Count lines, not occurrences: report how many lines in the records hold the string "JSON", and nothing else.

Data listing
───

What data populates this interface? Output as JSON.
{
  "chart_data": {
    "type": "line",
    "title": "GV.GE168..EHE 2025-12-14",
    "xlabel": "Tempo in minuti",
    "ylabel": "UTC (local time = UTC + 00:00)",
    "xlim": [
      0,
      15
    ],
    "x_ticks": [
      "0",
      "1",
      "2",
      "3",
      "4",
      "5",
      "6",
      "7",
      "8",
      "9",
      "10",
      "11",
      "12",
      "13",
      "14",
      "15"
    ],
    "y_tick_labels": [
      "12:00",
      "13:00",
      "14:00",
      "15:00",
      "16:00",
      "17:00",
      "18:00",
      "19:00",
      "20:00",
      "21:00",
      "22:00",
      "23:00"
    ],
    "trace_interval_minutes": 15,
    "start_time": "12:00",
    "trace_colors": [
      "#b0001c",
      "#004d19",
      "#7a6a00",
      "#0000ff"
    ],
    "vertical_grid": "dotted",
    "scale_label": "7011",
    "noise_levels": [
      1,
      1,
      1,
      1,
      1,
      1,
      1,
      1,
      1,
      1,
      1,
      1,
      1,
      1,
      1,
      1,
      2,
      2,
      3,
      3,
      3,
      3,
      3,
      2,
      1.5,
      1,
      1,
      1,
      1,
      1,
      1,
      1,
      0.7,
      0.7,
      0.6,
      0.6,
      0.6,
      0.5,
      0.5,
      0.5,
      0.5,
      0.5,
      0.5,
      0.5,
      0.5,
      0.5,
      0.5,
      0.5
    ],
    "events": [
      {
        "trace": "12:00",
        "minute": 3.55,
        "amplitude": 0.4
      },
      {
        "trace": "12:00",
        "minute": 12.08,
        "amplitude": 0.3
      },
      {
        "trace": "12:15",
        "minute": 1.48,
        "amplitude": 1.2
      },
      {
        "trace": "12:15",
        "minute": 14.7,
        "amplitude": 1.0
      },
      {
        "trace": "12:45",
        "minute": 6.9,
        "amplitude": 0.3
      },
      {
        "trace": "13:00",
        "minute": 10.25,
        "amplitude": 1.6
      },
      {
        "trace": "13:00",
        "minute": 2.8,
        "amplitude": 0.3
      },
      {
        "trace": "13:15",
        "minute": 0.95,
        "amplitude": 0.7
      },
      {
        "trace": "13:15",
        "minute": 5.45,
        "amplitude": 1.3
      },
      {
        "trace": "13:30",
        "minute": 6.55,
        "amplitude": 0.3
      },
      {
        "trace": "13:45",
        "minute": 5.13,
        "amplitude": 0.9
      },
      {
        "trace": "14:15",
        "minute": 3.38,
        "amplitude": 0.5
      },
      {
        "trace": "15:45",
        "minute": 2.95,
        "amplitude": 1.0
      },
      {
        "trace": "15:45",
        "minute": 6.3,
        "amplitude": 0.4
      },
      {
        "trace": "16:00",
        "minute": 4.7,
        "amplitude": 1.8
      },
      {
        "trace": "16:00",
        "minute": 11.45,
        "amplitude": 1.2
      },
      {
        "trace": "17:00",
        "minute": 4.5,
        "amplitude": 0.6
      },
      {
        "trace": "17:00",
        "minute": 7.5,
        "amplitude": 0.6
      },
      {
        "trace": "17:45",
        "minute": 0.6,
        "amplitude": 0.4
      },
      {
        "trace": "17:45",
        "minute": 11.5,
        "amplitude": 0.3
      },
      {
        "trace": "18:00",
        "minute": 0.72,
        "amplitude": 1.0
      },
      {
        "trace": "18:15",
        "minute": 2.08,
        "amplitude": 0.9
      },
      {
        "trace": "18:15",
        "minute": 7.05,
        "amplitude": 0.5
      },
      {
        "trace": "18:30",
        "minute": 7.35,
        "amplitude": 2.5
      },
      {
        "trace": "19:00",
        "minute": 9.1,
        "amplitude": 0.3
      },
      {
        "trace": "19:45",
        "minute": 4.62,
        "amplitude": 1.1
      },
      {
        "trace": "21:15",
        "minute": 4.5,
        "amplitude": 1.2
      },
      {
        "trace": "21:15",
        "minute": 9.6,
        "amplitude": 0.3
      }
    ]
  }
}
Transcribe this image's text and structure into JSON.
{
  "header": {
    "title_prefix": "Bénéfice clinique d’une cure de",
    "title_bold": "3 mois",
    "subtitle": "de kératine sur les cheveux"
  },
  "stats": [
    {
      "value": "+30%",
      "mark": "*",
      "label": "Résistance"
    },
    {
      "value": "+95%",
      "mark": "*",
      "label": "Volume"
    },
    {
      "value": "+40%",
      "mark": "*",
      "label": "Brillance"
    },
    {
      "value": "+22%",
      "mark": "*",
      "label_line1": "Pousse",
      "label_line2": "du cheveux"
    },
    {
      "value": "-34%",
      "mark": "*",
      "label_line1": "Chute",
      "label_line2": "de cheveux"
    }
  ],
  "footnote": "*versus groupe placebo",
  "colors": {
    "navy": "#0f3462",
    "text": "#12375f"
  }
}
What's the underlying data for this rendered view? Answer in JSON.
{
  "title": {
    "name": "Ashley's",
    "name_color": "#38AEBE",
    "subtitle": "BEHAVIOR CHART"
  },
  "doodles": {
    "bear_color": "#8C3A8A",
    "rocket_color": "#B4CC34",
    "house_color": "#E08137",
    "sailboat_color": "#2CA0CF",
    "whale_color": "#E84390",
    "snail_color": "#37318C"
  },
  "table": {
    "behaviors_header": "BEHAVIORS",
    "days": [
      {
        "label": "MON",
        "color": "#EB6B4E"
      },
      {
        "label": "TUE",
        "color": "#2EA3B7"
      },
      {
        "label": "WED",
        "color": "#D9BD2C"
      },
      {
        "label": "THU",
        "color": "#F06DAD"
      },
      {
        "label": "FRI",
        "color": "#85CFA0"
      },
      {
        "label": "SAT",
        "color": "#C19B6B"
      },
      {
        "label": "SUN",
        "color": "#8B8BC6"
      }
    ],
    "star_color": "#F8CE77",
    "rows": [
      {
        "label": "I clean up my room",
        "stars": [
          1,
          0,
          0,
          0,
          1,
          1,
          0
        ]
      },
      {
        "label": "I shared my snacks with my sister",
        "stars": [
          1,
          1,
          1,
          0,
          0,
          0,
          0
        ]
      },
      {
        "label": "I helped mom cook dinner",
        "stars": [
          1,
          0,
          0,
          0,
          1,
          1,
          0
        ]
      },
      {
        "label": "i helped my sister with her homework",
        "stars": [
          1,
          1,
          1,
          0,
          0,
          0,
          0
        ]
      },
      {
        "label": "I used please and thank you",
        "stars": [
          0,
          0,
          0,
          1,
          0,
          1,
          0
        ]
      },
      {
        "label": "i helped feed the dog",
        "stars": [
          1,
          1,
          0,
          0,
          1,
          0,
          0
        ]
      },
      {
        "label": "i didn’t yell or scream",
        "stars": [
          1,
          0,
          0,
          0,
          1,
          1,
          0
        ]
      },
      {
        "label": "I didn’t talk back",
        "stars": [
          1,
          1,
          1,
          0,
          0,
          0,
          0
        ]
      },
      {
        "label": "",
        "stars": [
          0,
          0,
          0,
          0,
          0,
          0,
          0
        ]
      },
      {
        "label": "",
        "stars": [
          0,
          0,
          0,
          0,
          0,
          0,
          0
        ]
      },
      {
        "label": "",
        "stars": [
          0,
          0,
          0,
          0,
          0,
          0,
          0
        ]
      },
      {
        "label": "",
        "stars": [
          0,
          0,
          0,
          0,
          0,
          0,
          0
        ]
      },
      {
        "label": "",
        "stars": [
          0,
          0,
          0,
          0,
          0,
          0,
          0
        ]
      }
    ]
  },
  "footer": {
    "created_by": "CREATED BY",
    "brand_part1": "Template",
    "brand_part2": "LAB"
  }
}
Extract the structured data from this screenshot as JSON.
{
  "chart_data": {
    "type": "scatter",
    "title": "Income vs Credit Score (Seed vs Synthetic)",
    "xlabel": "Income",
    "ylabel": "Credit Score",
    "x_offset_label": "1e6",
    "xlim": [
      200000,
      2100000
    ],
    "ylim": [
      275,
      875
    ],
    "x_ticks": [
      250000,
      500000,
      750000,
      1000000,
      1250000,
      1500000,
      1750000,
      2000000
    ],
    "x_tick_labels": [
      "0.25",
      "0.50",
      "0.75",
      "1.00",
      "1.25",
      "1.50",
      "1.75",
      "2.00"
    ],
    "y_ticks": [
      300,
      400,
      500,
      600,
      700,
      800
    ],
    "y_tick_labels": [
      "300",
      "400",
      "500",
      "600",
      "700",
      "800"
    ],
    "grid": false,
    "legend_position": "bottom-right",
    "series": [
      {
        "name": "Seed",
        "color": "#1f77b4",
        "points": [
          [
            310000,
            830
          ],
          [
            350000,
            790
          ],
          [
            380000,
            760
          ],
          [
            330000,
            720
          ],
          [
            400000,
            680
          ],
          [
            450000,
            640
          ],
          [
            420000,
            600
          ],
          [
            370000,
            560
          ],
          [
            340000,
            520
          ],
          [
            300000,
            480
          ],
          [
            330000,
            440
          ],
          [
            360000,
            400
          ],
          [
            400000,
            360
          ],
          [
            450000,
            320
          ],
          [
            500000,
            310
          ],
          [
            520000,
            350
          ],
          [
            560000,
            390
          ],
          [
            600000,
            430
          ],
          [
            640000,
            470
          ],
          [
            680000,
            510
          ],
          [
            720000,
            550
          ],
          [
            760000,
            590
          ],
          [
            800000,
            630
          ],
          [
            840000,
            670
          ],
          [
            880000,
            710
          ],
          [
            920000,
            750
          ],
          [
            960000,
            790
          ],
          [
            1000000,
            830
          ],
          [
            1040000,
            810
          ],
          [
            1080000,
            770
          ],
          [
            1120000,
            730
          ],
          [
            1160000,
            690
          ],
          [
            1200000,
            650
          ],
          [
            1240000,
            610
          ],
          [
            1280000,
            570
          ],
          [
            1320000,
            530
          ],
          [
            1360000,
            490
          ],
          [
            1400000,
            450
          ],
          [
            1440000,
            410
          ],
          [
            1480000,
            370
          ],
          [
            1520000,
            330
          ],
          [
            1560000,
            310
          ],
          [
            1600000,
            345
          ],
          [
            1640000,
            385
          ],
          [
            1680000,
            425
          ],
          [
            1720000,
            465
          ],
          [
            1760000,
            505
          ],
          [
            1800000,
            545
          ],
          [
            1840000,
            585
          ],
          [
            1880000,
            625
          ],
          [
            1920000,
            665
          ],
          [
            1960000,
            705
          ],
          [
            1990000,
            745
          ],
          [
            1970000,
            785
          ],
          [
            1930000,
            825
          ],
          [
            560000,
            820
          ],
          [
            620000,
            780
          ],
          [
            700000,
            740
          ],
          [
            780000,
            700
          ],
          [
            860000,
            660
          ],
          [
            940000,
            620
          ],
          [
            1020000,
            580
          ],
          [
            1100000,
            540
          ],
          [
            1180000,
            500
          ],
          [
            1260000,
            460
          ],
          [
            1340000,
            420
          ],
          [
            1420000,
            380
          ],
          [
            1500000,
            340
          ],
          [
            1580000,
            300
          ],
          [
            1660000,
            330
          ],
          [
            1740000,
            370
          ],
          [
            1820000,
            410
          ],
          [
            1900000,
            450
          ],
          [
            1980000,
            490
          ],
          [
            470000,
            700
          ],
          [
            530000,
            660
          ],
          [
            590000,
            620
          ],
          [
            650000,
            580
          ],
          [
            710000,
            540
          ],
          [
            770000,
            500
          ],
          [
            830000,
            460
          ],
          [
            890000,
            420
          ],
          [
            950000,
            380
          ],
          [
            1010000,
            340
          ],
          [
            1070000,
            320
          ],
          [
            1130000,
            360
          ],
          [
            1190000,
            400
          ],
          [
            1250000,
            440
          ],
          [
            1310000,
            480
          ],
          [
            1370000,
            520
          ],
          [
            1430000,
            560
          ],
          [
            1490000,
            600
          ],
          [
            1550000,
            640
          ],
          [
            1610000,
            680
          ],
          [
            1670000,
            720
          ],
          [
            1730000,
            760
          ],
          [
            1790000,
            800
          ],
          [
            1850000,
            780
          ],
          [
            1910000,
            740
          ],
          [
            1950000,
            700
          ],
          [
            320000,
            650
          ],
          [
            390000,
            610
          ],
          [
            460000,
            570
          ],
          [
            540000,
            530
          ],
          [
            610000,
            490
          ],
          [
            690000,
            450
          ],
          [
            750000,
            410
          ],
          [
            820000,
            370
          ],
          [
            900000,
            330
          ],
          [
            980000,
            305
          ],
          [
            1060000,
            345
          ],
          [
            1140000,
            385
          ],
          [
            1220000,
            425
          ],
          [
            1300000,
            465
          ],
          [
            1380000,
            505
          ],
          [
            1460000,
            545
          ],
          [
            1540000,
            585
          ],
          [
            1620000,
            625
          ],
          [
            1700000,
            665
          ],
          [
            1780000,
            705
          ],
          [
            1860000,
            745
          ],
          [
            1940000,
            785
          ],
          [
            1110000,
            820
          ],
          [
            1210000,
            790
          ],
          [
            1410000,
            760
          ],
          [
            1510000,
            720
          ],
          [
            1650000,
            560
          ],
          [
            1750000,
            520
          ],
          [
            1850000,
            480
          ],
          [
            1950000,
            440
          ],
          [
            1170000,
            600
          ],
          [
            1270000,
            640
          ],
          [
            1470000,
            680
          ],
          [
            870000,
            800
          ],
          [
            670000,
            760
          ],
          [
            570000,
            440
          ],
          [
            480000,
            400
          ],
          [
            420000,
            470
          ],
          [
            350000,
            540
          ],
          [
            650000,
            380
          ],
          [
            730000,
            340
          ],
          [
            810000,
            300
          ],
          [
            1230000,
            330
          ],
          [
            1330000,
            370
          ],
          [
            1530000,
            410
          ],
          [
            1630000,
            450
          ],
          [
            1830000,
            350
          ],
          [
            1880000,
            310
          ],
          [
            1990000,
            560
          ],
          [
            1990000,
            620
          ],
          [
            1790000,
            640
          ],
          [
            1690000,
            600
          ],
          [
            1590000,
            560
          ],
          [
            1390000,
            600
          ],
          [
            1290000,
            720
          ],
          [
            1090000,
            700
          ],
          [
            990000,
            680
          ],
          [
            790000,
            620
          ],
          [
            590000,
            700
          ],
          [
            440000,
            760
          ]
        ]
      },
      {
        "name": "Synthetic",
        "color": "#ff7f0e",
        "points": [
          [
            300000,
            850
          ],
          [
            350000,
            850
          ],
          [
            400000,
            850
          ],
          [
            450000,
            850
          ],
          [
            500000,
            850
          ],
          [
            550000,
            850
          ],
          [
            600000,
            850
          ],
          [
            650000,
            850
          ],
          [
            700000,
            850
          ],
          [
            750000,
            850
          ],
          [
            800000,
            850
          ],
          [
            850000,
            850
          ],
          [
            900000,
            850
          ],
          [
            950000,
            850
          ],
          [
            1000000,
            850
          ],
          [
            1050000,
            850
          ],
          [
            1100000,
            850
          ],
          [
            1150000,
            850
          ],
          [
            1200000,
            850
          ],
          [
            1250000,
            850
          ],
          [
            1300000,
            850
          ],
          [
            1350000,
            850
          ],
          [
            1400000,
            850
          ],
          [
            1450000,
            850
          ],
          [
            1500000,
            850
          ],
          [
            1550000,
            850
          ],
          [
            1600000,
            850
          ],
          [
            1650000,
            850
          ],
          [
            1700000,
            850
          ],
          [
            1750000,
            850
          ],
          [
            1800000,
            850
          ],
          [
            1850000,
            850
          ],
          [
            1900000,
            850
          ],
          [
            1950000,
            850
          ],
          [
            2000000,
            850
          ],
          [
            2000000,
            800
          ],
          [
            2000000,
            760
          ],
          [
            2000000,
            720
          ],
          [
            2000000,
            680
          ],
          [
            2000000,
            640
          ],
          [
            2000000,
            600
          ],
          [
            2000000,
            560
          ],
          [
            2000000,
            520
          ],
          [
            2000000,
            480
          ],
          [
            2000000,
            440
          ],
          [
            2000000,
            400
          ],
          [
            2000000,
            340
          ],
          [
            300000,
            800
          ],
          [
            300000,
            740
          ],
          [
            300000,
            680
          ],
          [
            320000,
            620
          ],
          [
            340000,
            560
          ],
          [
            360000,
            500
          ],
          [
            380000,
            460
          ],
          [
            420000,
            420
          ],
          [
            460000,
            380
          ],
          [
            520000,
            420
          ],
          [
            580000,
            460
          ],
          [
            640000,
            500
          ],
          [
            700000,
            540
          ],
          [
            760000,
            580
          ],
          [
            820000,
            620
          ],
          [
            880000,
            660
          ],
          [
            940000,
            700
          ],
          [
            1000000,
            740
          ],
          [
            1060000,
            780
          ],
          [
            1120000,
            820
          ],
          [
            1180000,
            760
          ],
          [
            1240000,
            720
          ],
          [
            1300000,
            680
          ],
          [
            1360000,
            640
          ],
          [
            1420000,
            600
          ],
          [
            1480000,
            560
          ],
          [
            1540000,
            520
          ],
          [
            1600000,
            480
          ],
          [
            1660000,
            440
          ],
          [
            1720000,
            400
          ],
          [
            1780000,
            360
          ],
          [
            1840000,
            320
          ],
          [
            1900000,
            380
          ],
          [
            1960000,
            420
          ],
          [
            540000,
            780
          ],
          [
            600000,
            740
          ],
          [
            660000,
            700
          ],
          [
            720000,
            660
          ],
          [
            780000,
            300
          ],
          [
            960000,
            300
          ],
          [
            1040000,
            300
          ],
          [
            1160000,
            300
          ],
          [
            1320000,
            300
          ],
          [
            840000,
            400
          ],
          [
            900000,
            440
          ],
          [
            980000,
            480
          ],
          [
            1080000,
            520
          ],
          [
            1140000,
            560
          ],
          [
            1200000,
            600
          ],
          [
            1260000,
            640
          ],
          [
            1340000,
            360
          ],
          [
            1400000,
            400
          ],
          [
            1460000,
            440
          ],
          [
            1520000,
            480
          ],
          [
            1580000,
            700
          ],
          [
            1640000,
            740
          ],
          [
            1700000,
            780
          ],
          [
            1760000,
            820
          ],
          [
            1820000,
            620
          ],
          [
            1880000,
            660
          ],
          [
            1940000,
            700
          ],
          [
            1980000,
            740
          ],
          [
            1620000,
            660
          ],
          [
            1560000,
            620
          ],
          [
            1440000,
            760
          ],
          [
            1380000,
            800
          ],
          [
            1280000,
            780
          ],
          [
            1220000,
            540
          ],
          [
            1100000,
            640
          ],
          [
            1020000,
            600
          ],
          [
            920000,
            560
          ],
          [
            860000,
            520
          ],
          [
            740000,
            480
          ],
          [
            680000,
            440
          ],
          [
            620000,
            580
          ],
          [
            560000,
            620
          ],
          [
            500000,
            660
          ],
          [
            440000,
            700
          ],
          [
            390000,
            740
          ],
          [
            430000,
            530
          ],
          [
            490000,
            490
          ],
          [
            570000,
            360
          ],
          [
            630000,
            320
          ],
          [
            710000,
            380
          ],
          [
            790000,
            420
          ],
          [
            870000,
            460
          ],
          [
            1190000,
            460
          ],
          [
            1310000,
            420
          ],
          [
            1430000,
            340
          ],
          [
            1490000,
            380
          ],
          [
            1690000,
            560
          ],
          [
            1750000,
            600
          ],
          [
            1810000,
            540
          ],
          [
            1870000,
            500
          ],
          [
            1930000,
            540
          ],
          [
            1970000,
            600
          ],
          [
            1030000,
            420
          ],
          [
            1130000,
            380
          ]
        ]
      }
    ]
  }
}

───

The output: 4